◆ Provided data:
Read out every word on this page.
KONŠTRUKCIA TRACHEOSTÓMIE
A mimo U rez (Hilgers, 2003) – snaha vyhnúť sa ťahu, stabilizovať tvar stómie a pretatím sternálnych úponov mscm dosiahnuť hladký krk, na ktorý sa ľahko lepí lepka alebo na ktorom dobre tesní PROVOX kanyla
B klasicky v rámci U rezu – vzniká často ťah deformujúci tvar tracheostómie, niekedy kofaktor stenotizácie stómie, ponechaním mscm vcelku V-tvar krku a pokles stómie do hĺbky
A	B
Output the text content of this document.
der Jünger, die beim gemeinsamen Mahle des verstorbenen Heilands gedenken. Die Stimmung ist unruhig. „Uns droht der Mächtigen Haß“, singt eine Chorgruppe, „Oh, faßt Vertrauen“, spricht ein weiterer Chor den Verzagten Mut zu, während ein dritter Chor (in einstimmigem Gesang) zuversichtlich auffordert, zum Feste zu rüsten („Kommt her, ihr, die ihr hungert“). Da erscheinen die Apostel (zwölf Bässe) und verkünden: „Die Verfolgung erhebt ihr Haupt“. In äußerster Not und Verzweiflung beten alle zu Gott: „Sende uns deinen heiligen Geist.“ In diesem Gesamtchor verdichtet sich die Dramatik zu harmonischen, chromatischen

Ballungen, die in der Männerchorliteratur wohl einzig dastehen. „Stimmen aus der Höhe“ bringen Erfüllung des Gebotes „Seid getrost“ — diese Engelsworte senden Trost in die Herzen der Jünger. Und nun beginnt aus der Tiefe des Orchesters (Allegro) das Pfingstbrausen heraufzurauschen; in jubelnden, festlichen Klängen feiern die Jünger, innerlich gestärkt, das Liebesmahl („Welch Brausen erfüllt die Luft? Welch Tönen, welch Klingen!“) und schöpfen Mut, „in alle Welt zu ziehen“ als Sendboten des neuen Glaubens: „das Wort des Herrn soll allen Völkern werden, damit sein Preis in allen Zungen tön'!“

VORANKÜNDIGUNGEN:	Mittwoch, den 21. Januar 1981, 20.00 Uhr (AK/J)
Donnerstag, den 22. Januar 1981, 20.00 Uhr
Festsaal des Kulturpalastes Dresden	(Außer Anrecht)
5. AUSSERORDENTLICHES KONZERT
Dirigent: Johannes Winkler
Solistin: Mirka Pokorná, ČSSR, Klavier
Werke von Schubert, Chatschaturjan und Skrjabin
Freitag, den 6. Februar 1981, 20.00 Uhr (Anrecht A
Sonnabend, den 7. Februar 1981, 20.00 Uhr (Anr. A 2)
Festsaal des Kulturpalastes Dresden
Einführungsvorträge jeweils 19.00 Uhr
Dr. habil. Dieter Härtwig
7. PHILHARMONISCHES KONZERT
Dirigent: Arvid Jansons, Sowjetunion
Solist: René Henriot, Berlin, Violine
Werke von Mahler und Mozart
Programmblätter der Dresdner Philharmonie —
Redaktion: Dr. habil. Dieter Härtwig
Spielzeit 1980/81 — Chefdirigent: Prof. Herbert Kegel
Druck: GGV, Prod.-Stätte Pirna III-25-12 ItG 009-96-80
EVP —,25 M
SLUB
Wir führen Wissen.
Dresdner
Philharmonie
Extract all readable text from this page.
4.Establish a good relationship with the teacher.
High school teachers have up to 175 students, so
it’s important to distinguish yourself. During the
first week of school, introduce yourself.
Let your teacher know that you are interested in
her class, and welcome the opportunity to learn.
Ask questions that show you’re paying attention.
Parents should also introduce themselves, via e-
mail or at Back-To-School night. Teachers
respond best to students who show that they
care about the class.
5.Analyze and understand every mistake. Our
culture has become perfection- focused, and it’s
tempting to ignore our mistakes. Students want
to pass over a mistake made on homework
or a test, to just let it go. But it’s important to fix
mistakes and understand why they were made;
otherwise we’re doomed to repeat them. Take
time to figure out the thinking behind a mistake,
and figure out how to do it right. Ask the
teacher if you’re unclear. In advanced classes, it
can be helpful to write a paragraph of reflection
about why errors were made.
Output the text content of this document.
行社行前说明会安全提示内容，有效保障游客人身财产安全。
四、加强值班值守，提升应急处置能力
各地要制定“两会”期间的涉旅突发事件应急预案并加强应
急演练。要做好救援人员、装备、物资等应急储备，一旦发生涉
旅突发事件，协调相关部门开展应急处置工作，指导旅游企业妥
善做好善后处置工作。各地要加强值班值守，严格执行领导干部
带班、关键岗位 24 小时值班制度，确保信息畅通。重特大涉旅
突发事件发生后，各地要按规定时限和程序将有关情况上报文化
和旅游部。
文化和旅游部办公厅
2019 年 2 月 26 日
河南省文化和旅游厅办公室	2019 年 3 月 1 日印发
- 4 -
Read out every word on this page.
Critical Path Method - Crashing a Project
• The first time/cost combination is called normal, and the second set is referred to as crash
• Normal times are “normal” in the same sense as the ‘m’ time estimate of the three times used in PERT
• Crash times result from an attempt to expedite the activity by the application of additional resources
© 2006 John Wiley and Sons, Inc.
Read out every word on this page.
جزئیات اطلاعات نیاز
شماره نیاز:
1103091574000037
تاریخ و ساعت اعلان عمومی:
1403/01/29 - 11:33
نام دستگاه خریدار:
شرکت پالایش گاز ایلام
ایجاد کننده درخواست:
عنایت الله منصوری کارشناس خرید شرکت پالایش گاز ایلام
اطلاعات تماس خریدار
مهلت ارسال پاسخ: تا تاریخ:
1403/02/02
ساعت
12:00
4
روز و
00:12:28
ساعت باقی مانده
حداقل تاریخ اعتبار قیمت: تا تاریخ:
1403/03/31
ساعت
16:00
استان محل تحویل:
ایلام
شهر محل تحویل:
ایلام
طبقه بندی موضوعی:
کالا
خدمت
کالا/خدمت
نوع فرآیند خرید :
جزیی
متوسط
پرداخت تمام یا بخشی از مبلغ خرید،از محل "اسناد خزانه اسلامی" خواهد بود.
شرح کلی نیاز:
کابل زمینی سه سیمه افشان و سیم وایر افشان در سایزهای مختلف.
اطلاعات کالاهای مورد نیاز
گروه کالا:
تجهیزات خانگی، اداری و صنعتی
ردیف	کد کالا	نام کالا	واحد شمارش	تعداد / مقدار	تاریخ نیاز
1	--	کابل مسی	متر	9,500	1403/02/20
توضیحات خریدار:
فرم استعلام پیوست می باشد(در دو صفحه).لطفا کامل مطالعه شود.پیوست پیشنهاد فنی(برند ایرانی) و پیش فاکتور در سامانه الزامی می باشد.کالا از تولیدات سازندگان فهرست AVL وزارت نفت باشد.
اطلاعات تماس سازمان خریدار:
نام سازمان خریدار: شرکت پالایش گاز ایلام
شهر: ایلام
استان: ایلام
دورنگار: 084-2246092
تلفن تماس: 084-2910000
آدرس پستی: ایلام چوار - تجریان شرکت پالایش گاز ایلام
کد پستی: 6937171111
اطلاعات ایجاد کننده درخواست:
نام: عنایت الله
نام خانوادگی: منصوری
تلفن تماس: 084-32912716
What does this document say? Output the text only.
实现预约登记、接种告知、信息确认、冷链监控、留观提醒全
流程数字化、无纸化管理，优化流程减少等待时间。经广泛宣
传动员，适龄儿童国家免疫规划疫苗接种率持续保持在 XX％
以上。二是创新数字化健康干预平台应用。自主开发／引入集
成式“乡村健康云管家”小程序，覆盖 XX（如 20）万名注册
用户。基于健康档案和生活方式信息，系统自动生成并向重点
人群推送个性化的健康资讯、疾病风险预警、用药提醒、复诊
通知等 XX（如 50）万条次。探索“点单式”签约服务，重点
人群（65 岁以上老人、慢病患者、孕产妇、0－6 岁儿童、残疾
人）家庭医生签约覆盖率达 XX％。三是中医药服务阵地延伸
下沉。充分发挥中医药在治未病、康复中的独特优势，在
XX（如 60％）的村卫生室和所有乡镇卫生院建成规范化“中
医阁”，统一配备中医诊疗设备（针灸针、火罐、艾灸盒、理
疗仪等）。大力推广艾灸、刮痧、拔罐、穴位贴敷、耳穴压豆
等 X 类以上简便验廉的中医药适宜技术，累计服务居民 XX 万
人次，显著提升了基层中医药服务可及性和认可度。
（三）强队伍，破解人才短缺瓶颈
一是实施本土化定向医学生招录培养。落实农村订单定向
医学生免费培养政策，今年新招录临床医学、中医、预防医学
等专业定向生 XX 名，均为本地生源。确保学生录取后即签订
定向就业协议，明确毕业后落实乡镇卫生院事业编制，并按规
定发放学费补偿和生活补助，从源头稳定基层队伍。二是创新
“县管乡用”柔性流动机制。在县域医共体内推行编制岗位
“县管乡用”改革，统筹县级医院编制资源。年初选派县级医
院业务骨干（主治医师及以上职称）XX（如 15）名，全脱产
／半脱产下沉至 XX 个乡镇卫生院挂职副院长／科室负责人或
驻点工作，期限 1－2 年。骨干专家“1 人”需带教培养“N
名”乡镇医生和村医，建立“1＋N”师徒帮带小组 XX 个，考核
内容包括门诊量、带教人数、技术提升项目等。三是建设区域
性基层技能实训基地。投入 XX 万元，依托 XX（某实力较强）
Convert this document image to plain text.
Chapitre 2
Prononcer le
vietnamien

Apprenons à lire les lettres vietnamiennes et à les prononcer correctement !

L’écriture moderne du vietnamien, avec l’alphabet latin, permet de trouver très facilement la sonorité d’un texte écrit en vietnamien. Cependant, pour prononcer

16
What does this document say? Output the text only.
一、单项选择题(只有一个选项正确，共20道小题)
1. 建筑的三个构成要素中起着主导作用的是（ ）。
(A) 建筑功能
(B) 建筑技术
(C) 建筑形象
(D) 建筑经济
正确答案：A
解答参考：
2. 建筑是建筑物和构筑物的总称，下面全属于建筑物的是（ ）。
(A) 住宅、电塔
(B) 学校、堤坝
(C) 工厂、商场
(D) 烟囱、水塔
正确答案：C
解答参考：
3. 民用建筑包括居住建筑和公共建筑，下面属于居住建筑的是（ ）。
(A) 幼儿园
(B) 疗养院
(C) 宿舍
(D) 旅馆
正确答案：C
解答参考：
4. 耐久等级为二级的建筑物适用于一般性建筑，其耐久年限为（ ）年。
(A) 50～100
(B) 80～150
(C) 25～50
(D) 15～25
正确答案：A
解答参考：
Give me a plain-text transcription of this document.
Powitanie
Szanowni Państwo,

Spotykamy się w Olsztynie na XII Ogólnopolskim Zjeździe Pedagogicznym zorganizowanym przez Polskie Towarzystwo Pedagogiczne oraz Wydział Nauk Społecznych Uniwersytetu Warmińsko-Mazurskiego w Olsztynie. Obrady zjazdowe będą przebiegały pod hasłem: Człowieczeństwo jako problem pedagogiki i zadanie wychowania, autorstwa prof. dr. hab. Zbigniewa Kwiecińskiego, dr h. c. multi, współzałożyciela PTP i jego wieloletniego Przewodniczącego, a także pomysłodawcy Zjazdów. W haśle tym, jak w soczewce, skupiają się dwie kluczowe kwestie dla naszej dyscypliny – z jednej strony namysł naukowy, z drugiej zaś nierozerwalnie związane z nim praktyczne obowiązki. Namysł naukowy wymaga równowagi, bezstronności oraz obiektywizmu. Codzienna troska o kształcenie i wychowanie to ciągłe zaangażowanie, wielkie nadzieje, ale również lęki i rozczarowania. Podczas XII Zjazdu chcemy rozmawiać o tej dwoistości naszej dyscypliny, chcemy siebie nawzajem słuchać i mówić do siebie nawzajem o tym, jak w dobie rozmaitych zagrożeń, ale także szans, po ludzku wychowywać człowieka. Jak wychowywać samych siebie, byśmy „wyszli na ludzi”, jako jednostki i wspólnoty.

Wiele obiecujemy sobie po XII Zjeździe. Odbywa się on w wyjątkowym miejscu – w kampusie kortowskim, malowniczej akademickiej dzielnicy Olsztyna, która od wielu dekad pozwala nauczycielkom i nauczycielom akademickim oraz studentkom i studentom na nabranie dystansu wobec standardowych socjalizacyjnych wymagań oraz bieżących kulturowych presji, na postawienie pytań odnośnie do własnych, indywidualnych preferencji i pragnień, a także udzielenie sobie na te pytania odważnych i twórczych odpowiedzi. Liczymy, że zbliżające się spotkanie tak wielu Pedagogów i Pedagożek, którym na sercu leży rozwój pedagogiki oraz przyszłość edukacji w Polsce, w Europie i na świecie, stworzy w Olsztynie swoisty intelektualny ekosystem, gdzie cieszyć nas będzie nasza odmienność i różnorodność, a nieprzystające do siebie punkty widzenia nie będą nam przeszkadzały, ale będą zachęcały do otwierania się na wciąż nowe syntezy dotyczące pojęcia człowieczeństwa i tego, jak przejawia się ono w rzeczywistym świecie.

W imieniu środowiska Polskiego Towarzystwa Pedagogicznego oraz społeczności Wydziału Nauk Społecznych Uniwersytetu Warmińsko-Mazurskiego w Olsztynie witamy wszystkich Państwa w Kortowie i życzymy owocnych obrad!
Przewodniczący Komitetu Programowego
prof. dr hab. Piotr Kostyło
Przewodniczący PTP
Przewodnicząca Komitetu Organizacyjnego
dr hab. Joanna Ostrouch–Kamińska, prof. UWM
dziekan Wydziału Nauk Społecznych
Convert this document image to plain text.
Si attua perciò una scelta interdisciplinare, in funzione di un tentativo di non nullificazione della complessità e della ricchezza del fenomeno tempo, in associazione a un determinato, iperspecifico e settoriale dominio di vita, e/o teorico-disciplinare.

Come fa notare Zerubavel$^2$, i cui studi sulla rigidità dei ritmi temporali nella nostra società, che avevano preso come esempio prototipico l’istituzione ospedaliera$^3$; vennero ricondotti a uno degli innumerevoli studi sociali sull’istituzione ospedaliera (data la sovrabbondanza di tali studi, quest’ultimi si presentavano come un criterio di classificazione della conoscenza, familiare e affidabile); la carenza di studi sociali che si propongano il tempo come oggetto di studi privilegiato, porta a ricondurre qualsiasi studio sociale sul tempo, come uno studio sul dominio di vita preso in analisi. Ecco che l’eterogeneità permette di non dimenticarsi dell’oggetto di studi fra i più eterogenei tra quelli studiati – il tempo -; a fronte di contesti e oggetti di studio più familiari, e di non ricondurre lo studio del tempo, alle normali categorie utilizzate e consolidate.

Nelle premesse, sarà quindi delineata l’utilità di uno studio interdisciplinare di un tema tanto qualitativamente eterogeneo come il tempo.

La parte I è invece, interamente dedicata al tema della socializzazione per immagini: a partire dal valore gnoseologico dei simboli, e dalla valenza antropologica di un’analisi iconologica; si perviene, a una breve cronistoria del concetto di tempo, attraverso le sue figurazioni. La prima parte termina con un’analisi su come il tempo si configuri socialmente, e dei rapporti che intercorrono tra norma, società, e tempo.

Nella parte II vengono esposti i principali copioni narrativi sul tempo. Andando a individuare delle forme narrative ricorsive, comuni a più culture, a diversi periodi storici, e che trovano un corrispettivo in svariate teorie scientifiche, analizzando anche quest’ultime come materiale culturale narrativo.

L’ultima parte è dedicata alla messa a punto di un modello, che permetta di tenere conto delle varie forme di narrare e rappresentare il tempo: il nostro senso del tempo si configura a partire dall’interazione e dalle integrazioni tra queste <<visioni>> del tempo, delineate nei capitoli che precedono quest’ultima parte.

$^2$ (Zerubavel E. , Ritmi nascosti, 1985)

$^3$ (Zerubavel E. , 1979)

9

◆ Set problem:
Show every line in the records above that contains the word "تماس".

◆ Full answer:
اطلاعات تماس خریدار
اطلاعات تماس سازمان خریدار:
تلفن تماس: 084-2910000
تلفن تماس: 084-32912716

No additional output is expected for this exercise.